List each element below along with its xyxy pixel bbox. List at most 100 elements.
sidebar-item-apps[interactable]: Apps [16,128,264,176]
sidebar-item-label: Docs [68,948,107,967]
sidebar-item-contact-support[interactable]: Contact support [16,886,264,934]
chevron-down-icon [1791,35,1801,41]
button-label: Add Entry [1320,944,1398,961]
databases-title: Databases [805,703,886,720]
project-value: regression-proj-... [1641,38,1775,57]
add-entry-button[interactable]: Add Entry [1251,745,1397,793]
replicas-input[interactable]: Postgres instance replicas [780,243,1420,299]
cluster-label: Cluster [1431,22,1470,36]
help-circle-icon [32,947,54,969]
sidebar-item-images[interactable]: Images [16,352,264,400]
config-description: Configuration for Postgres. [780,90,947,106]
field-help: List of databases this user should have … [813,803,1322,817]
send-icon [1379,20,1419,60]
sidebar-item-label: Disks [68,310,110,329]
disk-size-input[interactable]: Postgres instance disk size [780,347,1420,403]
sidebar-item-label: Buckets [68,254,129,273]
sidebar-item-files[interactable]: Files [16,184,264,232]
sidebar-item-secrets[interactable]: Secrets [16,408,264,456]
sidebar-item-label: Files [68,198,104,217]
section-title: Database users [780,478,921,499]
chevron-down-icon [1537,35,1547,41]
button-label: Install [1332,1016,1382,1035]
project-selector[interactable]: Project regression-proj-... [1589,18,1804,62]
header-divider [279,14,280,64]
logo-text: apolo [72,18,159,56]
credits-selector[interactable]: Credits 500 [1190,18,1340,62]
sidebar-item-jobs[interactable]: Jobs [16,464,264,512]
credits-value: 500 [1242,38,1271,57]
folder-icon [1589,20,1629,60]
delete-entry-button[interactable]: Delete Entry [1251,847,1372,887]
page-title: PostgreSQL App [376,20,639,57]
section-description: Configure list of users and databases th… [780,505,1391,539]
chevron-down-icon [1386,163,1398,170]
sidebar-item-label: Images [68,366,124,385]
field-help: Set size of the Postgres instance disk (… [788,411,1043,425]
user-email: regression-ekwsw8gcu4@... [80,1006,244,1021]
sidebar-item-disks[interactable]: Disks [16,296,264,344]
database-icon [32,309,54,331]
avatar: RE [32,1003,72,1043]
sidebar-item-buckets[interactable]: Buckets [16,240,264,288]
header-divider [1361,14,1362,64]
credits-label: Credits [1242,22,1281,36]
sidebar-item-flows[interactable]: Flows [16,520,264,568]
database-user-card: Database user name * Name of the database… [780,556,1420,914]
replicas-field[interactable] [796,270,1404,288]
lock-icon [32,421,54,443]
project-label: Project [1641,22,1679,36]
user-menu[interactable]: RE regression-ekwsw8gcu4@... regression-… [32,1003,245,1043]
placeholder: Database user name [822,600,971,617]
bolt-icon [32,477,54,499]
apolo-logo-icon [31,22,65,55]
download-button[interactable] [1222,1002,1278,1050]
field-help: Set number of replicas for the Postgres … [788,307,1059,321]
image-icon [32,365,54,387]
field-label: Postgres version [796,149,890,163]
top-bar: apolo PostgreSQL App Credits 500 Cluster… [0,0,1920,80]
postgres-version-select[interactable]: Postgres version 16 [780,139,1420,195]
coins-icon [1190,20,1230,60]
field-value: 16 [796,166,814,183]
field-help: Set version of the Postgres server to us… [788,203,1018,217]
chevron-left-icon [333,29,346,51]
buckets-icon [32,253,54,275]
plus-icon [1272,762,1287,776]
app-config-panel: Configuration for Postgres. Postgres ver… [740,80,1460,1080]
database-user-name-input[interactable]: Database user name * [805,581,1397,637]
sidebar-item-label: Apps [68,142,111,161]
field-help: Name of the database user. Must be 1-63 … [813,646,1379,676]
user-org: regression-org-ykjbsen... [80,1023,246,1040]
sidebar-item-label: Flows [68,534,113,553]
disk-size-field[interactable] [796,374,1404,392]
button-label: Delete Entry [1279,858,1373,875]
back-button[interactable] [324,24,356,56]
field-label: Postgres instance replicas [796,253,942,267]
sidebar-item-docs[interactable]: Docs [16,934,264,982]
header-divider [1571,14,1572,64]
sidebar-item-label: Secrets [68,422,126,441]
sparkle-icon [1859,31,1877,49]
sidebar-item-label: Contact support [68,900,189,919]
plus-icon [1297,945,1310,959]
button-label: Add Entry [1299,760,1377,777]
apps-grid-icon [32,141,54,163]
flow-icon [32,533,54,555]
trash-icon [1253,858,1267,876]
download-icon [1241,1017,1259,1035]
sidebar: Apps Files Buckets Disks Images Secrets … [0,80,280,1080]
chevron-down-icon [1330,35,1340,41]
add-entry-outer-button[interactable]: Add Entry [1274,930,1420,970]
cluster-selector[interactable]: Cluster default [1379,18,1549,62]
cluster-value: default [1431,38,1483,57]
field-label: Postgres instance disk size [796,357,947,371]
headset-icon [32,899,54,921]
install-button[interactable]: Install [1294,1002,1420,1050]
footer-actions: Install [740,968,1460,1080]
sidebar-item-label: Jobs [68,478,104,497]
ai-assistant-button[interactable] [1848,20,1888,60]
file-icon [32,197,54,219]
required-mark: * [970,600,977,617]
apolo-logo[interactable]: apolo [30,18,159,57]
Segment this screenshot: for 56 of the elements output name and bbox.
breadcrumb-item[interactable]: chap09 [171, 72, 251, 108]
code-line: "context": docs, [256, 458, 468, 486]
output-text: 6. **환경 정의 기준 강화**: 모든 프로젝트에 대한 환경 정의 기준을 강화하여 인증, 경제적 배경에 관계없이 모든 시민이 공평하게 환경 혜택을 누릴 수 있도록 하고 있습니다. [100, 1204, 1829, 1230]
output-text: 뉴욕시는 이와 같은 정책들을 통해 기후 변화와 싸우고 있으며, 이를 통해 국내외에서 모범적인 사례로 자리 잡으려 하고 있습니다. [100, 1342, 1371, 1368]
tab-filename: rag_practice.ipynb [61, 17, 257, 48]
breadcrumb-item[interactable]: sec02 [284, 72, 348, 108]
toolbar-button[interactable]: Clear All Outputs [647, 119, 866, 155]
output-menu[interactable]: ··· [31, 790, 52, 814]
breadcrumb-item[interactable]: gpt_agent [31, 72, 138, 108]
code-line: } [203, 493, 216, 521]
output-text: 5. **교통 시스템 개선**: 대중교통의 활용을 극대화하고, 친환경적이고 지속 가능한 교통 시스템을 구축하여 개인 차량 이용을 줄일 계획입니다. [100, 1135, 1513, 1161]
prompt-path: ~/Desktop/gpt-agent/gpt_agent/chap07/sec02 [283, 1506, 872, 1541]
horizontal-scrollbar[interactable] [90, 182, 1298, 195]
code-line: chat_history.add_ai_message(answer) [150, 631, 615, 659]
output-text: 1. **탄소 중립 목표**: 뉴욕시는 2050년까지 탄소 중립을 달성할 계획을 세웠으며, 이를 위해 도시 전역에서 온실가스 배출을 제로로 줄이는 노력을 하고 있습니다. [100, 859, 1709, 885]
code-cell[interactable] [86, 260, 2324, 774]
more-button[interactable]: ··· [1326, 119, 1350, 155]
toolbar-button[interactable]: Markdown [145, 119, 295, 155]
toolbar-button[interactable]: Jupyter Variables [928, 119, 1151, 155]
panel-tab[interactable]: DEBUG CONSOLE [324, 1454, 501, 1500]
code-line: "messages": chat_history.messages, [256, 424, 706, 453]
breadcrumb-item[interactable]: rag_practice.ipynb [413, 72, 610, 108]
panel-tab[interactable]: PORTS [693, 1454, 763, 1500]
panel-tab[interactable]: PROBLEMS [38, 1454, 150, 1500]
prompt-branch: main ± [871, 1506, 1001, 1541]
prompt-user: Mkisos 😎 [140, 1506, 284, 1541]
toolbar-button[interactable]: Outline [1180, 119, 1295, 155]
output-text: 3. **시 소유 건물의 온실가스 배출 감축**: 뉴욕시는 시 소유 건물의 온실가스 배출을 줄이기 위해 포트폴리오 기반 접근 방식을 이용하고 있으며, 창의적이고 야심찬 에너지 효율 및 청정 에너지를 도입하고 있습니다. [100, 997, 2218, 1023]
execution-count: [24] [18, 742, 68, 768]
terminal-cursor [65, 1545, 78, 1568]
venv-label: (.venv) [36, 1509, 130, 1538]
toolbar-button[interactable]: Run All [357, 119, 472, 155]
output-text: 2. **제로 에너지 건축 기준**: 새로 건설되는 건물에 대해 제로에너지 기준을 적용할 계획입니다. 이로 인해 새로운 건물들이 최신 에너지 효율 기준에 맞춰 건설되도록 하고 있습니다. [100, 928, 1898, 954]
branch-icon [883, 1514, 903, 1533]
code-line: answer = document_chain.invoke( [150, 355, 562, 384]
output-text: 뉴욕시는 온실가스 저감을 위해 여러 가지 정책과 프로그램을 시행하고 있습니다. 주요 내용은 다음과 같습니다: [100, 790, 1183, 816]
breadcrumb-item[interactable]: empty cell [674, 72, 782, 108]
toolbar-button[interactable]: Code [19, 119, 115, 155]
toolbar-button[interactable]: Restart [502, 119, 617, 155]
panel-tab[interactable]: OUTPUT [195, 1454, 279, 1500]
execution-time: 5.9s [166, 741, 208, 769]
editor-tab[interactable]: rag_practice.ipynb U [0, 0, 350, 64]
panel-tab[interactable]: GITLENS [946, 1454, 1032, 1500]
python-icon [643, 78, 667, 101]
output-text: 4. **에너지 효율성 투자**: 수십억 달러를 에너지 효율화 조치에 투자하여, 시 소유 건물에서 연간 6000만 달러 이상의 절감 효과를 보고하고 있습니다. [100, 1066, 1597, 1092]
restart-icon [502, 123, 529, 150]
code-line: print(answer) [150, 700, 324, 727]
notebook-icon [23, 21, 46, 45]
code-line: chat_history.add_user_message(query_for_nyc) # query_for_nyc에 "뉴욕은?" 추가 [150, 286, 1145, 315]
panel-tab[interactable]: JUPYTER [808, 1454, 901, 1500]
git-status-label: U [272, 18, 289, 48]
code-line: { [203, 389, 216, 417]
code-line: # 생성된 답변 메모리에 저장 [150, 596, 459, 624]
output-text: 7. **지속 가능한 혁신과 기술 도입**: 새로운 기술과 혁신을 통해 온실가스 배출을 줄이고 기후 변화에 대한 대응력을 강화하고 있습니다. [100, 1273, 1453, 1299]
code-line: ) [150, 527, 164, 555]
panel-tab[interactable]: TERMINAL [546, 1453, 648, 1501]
━━━━━━
*WHAT YOU NEED TO DO*. Rewrite the items above as a numbered list, from the first line up to and including the line containing "add-entry-button[interactable]: Add Entry", and leave out any blank lines.

*SOLUTION FOR THIS EXERCISE*.
1. List each element below along with its xyxy pixel bbox. List at most 100 elements.
2. sidebar-item-apps[interactable]: Apps [16,128,264,176]
3. sidebar-item-label: Docs [68,948,107,967]
4. sidebar-item-contact-support[interactable]: Contact support [16,886,264,934]
5. chevron-down-icon [1791,35,1801,41]
6. button-label: Add Entry [1320,944,1398,961]
7. databases-title: Databases [805,703,886,720]
8. project-value: regression-proj-... [1641,38,1775,57]
9. add-entry-button[interactable]: Add Entry [1251,745,1397,793]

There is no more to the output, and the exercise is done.